* [Exercise description]:
Return all lines below containing the word "this".

(Data records)
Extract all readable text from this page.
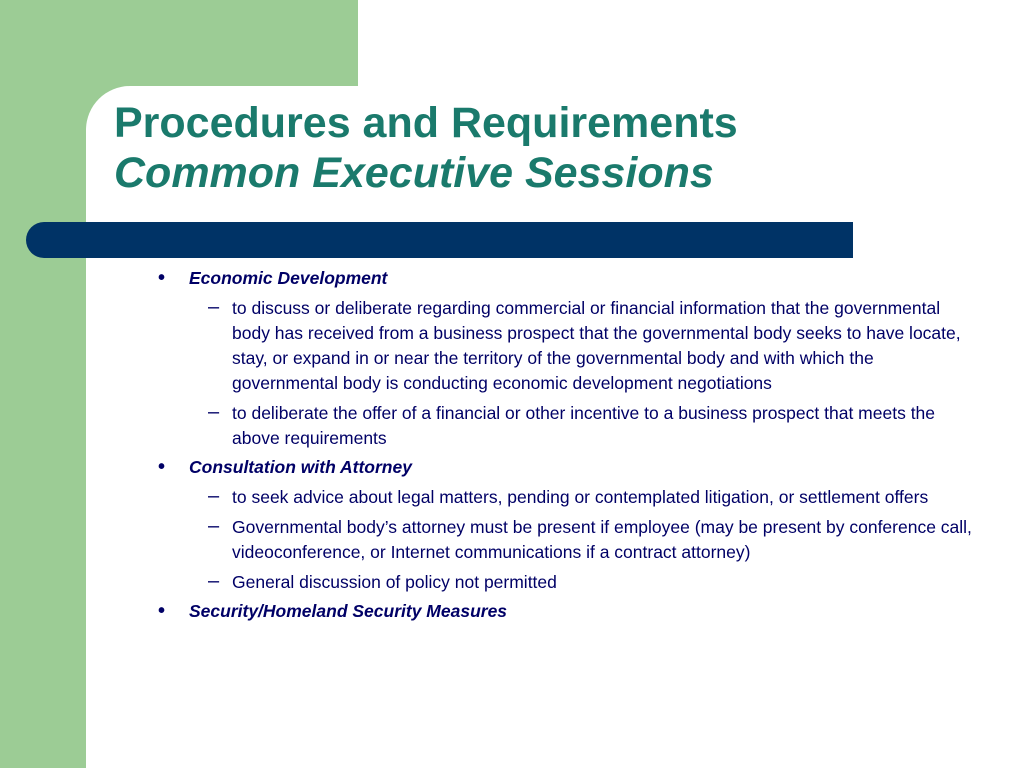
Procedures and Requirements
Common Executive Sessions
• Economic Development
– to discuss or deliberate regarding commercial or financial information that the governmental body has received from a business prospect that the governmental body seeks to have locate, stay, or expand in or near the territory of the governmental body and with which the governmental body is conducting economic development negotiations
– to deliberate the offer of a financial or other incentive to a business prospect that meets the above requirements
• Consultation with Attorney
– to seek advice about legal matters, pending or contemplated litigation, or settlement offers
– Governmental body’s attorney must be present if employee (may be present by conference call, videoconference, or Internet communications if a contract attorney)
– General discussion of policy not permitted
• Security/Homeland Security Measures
==
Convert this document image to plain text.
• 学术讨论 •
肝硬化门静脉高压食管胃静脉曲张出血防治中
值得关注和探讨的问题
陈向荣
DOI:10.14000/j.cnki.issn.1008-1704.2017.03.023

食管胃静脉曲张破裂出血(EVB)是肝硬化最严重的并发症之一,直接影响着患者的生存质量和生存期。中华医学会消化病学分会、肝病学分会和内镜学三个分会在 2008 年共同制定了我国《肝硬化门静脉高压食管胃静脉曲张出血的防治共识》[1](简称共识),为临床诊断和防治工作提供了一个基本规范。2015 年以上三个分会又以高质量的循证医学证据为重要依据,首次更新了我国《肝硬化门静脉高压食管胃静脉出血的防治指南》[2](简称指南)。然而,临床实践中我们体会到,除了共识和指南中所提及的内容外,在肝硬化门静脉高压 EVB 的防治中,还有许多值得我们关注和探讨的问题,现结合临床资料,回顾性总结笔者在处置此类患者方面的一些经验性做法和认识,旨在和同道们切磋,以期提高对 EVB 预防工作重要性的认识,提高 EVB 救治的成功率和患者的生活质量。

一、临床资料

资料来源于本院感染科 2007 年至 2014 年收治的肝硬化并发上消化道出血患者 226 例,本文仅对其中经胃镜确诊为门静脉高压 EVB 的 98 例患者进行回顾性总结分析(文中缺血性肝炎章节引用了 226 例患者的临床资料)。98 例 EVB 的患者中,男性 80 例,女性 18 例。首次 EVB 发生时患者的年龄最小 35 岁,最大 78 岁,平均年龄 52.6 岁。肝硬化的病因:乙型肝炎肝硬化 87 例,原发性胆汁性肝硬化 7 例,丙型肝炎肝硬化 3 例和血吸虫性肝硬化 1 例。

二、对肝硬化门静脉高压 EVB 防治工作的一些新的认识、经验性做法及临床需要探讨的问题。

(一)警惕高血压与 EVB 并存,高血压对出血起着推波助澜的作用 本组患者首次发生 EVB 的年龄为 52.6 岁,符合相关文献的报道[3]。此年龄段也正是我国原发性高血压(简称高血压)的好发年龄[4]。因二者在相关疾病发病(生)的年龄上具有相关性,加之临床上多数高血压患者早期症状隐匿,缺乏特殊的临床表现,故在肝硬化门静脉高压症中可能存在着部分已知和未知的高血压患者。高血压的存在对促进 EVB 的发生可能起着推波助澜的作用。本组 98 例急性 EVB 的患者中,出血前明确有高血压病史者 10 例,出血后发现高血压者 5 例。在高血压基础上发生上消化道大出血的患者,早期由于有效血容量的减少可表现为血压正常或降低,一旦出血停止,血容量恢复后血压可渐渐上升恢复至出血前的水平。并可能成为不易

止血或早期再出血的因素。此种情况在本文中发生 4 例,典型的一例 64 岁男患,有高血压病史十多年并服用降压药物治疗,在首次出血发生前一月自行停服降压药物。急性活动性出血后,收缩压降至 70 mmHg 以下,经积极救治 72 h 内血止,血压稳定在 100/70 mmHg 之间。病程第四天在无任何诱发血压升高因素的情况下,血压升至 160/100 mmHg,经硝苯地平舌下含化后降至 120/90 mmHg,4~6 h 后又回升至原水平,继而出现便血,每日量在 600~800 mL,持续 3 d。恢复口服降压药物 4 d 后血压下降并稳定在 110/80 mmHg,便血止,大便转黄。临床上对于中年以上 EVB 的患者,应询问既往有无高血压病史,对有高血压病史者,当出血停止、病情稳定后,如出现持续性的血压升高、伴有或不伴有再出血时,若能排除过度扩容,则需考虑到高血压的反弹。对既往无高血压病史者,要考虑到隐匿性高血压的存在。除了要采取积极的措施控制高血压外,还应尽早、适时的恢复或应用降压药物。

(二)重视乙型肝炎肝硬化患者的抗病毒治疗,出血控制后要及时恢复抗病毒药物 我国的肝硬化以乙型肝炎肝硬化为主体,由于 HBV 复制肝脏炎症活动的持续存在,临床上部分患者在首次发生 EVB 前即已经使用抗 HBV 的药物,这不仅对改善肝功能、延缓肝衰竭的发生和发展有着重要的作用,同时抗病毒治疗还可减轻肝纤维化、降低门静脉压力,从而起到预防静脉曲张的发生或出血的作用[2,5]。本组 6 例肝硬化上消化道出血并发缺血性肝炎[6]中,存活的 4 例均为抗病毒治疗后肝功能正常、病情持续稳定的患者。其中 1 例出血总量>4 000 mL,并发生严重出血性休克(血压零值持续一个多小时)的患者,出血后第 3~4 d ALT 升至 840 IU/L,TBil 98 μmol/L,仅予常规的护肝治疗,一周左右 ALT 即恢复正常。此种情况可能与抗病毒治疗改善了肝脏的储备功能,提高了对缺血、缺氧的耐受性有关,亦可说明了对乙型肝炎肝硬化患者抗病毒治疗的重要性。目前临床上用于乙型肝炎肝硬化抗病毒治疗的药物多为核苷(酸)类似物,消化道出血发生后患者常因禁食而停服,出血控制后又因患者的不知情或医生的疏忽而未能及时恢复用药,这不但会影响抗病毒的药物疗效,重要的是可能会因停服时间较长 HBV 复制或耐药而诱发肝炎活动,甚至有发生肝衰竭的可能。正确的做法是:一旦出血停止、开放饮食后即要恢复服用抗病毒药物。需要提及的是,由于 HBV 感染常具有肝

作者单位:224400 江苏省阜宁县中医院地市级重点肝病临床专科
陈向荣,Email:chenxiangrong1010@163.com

* [The reply]:
Extract all readable text from this page.
Convert this document image to plain text.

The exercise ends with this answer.